>> begin Given records

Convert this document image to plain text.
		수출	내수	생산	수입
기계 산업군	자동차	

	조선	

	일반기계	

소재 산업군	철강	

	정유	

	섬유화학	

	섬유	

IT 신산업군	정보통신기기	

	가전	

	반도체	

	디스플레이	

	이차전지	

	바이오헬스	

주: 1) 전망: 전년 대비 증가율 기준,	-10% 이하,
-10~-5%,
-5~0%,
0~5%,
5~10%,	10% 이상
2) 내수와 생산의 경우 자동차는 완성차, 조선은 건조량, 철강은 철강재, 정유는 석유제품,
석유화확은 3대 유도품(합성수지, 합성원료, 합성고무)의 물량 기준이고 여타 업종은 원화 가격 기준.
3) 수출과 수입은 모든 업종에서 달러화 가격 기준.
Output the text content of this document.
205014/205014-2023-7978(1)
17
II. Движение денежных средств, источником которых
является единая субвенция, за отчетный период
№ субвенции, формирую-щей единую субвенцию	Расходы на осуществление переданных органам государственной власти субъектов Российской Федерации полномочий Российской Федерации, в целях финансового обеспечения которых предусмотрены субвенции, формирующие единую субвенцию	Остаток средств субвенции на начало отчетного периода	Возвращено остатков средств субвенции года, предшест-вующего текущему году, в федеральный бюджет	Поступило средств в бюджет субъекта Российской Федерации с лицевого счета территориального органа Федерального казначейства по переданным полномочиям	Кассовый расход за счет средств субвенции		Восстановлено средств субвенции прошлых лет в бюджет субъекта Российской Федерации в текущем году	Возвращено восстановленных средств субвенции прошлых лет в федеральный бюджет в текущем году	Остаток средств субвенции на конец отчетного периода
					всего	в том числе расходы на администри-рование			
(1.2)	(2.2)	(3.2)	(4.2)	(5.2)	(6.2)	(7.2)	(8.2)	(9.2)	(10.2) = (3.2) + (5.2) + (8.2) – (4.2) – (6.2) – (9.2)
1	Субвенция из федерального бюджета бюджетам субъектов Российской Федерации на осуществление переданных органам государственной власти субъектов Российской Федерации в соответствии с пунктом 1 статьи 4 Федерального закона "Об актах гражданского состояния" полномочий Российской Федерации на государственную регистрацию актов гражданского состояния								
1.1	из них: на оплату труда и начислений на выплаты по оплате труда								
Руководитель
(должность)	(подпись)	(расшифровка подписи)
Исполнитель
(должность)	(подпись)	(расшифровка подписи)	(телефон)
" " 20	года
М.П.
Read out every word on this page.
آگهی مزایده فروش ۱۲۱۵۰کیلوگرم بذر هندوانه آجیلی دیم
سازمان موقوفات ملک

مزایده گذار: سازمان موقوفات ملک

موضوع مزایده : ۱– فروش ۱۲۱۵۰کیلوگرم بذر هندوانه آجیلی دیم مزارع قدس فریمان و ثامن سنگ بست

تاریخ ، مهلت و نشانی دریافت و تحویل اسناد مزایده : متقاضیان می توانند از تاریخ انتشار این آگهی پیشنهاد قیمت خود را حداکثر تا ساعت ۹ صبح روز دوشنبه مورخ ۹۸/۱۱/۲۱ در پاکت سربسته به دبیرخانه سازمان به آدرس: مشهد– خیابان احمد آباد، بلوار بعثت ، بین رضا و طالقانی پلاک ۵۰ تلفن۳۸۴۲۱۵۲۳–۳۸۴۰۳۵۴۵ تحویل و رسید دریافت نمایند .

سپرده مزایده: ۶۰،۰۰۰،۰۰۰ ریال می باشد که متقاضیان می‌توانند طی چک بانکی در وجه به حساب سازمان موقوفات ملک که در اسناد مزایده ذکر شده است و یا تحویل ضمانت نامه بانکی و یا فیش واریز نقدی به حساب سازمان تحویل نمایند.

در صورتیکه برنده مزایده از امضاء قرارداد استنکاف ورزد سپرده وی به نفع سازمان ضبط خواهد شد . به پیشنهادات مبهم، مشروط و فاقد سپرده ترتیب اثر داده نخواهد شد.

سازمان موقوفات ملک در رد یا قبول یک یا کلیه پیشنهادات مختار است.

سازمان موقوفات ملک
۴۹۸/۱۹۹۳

>> end Given records

Short problem
Above are some records. Print them all exactly.

Final result
Convert this document image to plain text.
		수출	내수	생산	수입
기계 산업군	자동차	

	조선	

	일반기계	

소재 산업군	철강	

	정유	

	섬유화학	

	섬유	

IT 신산업군	정보통신기기	

	가전	

	반도체	

	디스플레이	

	이차전지	

	바이오헬스	

주: 1) 전망: 전년 대비 증가율 기준,	-10% 이하,
-10~-5%,
-5~0%,
0~5%,
5~10%,	10% 이상
2) 내수와 생산의 경우 자동차는 완성차, 조선은 건조량, 철강은 철강재, 정유는 석유제품,
석유화확은 3대 유도품(합성수지, 합성원료, 합성고무)의 물량 기준이고 여타 업종은 원화 가격 기준.
3) 수출과 수입은 모든 업종에서 달러화 가격 기준.
Output the text content of this document.
205014/205014-2023-7978(1)
17
II. Движение денежных средств, источником которых
является единая субвенция, за отчетный период
№ субвенции, формирую-щей единую субвенцию	Расходы на осуществление переданных органам государственной власти субъектов Российской Федерации полномочий Российской Федерации, в целях финансового обеспечения которых предусмотрены субвенции, формирующие единую субвенцию	Остаток средств субвенции на начало отчетного периода	Возвращено остатков средств субвенции года, предшест-вующего текущему году, в федеральный бюджет	Поступило средств в бюджет субъекта Российской Федерации с лицевого счета территориального органа Федерального казначейства по переданным полномочиям	Кассовый расход за счет средств субвенции		Восстановлено средств субвенции прошлых лет в бюджет субъекта Российской Федерации в текущем году	Возвращено восстановленных средств субвенции прошлых лет в федеральный бюджет в текущем году	Остаток средств субвенции на конец отчетного периода
					всего	в том числе расходы на администри-рование			
(1.2)	(2.2)	(3.2)	(4.2)	(5.2)	(6.2)	(7.2)	(8.2)	(9.2)	(10.2) = (3.2) + (5.2) + (8.2) – (4.2) – (6.2) – (9.2)
1	Субвенция из федерального бюджета бюджетам субъектов Российской Федерации на осуществление переданных органам государственной власти субъектов Российской Федерации в соответствии с пунктом 1 статьи 4 Федерального закона "Об актах гражданского состояния" полномочий Российской Федерации на государственную регистрацию актов гражданского состояния								
1.1	из них: на оплату труда и начислений на выплаты по оплате труда								
Руководитель
(должность)	(подпись)	(расшифровка подписи)
Исполнитель
(должность)	(подпись)	(расшифровка подписи)	(телефон)
" " 20	года
М.П.
Read out every word on this page.
آگهی مزایده فروش ۱۲۱۵۰کیلوگرم بذر هندوانه آجیلی دیم
سازمان موقوفات ملک

مزایده گذار: سازمان موقوفات ملک

موضوع مزایده : ۱– فروش ۱۲۱۵۰کیلوگرم بذر هندوانه آجیلی دیم مزارع قدس فریمان و ثامن سنگ بست

تاریخ ، مهلت و نشانی دریافت و تحویل اسناد مزایده : متقاضیان می توانند از تاریخ انتشار این آگهی پیشنهاد قیمت خود را حداکثر تا ساعت ۹ صبح روز دوشنبه مورخ ۹۸/۱۱/۲۱ در پاکت سربسته به دبیرخانه سازمان به آدرس: مشهد– خیابان احمد آباد، بلوار بعثت ، بین رضا و طالقانی پلاک ۵۰ تلفن۳۸۴۲۱۵۲۳–۳۸۴۰۳۵۴۵ تحویل و رسید دریافت نمایند .

سپرده مزایده: ۶۰،۰۰۰،۰۰۰ ریال می باشد که متقاضیان می‌توانند طی چک بانکی در وجه به حساب سازمان موقوفات ملک که در اسناد مزایده ذکر شده است و یا تحویل ضمانت نامه بانکی و یا فیش واریز نقدی به حساب سازمان تحویل نمایند.

در صورتیکه برنده مزایده از امضاء قرارداد استنکاف ورزد سپرده وی به نفع سازمان ضبط خواهد شد . به پیشنهادات مبهم، مشروط و فاقد سپرده ترتیب اثر داده نخواهد شد.

سازمان موقوفات ملک در رد یا قبول یک یا کلیه پیشنهادات مختار است.

سازمان موقوفات ملک
۴۹۸/۱۹۹۳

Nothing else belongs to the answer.